» **The request**:
Would you retype all of these records exactly?

Stored data
________

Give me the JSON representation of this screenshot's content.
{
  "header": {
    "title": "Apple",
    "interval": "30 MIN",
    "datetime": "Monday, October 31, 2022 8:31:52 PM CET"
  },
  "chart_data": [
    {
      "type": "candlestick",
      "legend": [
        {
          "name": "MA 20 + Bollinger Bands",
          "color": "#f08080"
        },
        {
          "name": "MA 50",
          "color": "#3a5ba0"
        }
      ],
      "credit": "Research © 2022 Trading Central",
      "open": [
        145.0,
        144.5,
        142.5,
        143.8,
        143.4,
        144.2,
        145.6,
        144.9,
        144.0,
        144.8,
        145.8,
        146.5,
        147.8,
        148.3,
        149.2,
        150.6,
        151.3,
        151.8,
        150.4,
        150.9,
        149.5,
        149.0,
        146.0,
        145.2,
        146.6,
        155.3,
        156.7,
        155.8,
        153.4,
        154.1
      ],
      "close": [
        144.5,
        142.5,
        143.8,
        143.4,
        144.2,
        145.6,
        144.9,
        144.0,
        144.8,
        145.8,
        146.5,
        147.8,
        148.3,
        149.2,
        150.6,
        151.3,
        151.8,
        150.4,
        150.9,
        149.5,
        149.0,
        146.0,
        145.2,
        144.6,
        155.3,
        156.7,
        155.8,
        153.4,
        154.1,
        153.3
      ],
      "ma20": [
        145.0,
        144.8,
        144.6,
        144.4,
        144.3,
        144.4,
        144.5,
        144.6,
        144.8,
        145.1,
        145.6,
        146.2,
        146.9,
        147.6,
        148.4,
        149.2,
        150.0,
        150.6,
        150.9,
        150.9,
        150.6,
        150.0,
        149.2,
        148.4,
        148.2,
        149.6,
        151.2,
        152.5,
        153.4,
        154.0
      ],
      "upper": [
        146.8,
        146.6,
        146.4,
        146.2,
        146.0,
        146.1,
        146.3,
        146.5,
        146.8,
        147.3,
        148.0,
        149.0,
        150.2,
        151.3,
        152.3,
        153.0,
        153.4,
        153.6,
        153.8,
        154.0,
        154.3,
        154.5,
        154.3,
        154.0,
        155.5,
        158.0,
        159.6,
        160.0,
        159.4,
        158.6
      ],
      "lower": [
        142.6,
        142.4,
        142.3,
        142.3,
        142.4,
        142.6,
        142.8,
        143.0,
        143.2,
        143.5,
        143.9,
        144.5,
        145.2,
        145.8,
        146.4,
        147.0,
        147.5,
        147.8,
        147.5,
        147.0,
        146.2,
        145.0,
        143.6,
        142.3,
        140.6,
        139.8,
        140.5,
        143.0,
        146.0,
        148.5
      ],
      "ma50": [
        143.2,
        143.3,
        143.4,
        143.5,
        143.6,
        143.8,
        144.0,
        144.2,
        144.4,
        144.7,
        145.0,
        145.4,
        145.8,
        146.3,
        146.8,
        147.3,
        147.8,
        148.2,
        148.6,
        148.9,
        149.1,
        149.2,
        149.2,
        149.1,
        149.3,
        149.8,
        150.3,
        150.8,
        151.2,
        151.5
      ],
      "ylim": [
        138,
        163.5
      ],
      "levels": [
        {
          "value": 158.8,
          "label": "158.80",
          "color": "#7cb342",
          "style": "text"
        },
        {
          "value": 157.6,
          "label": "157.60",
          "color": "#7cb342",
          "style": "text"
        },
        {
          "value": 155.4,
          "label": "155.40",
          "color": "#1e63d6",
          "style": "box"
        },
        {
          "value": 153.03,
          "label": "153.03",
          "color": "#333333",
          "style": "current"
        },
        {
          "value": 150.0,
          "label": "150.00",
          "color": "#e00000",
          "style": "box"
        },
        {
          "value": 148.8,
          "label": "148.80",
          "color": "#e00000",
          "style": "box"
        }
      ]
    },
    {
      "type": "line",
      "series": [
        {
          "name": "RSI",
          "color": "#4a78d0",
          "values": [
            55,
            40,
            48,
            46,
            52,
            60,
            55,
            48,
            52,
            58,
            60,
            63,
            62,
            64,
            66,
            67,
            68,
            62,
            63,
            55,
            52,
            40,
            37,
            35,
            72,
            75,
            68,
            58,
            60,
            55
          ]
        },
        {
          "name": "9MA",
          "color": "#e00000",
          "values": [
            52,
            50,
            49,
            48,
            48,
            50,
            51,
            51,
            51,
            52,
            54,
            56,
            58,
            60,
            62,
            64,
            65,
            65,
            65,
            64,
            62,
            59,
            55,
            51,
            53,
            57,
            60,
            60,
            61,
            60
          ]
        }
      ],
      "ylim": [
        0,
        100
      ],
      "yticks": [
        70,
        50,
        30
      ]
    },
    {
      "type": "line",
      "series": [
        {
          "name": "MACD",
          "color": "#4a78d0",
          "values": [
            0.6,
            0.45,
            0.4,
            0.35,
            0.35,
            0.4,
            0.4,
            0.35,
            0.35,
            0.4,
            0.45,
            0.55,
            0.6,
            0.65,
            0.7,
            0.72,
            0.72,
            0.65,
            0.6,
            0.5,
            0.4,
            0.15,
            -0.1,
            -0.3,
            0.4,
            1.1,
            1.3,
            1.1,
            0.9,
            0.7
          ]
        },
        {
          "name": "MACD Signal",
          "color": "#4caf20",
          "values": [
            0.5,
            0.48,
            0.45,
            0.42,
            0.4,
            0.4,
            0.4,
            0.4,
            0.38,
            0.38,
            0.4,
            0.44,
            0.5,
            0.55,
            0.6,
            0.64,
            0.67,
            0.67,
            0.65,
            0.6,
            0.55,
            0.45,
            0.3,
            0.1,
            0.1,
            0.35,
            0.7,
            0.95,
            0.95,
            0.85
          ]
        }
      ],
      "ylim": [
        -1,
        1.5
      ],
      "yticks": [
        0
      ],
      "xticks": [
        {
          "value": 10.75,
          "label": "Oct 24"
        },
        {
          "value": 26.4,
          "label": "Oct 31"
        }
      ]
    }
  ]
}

________

» **Completed exercise**:
Give me the JSON representation of this screenshot's content.
{
  "header": {
    "title": "Apple",
    "interval": "30 MIN",
    "datetime": "Monday, October 31, 2022 8:31:52 PM CET"
  },
  "chart_data": [
    {
      "type": "candlestick",
      "legend": [
        {
          "name": "MA 20 + Bollinger Bands",
          "color": "#f08080"
        },
        {
          "name": "MA 50",
          "color": "#3a5ba0"
        }
      ],
      "credit": "Research © 2022 Trading Central",
      "open": [
        145.0,
        144.5,
        142.5,
        143.8,
        143.4,
        144.2,
        145.6,
        144.9,
        144.0,
        144.8,
        145.8,
        146.5,
        147.8,
        148.3,
        149.2,
        150.6,
        151.3,
        151.8,
        150.4,
        150.9,
        149.5,
        149.0,
        146.0,
        145.2,
        146.6,
        155.3,
        156.7,
        155.8,
        153.4,
        154.1
      ],
      "close": [
        144.5,
        142.5,
        143.8,
        143.4,
        144.2,
        145.6,
        144.9,
        144.0,
        144.8,
        145.8,
        146.5,
        147.8,
        148.3,
        149.2,
        150.6,
        151.3,
        151.8,
        150.4,
        150.9,
        149.5,
        149.0,
        146.0,
        145.2,
        144.6,
        155.3,
        156.7,
        155.8,
        153.4,
        154.1,
        153.3
      ],
      "ma20": [
        145.0,
        144.8,
        144.6,
        144.4,
        144.3,
        144.4,
        144.5,
        144.6,
        144.8,
        145.1,
        145.6,
        146.2,
        146.9,
        147.6,
        148.4,
        149.2,
        150.0,
        150.6,
        150.9,
        150.9,
        150.6,
        150.0,
        149.2,
        148.4,
        148.2,
        149.6,
        151.2,
        152.5,
        153.4,
        154.0
      ],
      "upper": [
        146.8,
        146.6,
        146.4,
        146.2,
        146.0,
        146.1,
        146.3,
        146.5,
        146.8,
        147.3,
        148.0,
        149.0,
        150.2,
        151.3,
        152.3,
        153.0,
        153.4,
        153.6,
        153.8,
        154.0,
        154.3,
        154.5,
        154.3,
        154.0,
        155.5,
        158.0,
        159.6,
        160.0,
        159.4,
        158.6
      ],
      "lower": [
        142.6,
        142.4,
        142.3,
        142.3,
        142.4,
        142.6,
        142.8,
        143.0,
        143.2,
        143.5,
        143.9,
        144.5,
        145.2,
        145.8,
        146.4,
        147.0,
        147.5,
        147.8,
        147.5,
        147.0,
        146.2,
        145.0,
        143.6,
        142.3,
        140.6,
        139.8,
        140.5,
        143.0,
        146.0,
        148.5
      ],
      "ma50": [
        143.2,
        143.3,
        143.4,
        143.5,
        143.6,
        143.8,
        144.0,
        144.2,
        144.4,
        144.7,
        145.0,
        145.4,
        145.8,
        146.3,
        146.8,
        147.3,
        147.8,
        148.2,
        148.6,
        148.9,
        149.1,
        149.2,
        149.2,
        149.1,
        149.3,
        149.8,
        150.3,
        150.8,
        151.2,
        151.5
      ],
      "ylim": [
        138,
        163.5
      ],
      "levels": [
        {
          "value": 158.8,
          "label": "158.80",
          "color": "#7cb342",
          "style": "text"
        },
        {
          "value": 157.6,
          "label": "157.60",
          "color": "#7cb342",
          "style": "text"
        },
        {
          "value": 155.4,
          "label": "155.40",
          "color": "#1e63d6",
          "style": "box"
        },
        {
          "value": 153.03,
          "label": "153.03",
          "color": "#333333",
          "style": "current"
        },
        {
          "value": 150.0,
          "label": "150.00",
          "color": "#e00000",
          "style": "box"
        },
        {
          "value": 148.8,
          "label": "148.80",
          "color": "#e00000",
          "style": "box"
        }
      ]
    },
    {
      "type": "line",
      "series": [
        {
          "name": "RSI",
          "color": "#4a78d0",
          "values": [
            55,
            40,
            48,
            46,
            52,
            60,
            55,
            48,
            52,
            58,
            60,
            63,
            62,
            64,
            66,
            67,
            68,
            62,
            63,
            55,
            52,
            40,
            37,
            35,
            72,
            75,
            68,
            58,
            60,
            55
          ]
        },
        {
          "name": "9MA",
          "color": "#e00000",
          "values": [
            52,
            50,
            49,
            48,
            48,
            50,
            51,
            51,
            51,
            52,
            54,
            56,
            58,
            60,
            62,
            64,
            65,
            65,
            65,
            64,
            62,
            59,
            55,
            51,
            53,
            57,
            60,
            60,
            61,
            60
          ]
        }
      ],
      "ylim": [
        0,
        100
      ],
      "yticks": [
        70,
        50,
        30
      ]
    },
    {
      "type": "line",
      "series": [
        {
          "name": "MACD",
          "color": "#4a78d0",
          "values": [
            0.6,
            0.45,
            0.4,
            0.35,
            0.35,
            0.4,
            0.4,
            0.35,
            0.35,
            0.4,
            0.45,
            0.55,
            0.6,
            0.65,
            0.7,
            0.72,
            0.72,
            0.65,
            0.6,
            0.5,
            0.4,
            0.15,
            -0.1,
            -0.3,
            0.4,
            1.1,
            1.3,
            1.1,
            0.9,
            0.7
          ]
        },
        {
          "name": "MACD Signal",
          "color": "#4caf20",
          "values": [
            0.5,
            0.48,
            0.45,
            0.42,
            0.4,
            0.4,
            0.4,
            0.4,
            0.38,
            0.38,
            0.4,
            0.44,
            0.5,
            0.55,
            0.6,
            0.64,
            0.67,
            0.67,
            0.65,
            0.6,
            0.55,
            0.45,
            0.3,
            0.1,
            0.1,
            0.35,
            0.7,
            0.95,
            0.95,
            0.85
          ]
        }
      ],
      "ylim": [
        -1,
        1.5
      ],
      "yticks": [
        0
      ],
      "xticks": [
        {
          "value": 10.75,
          "label": "Oct 24"
        },
        {
          "value": 26.4,
          "label": "Oct 31"
        }
      ]
    }
  ]
}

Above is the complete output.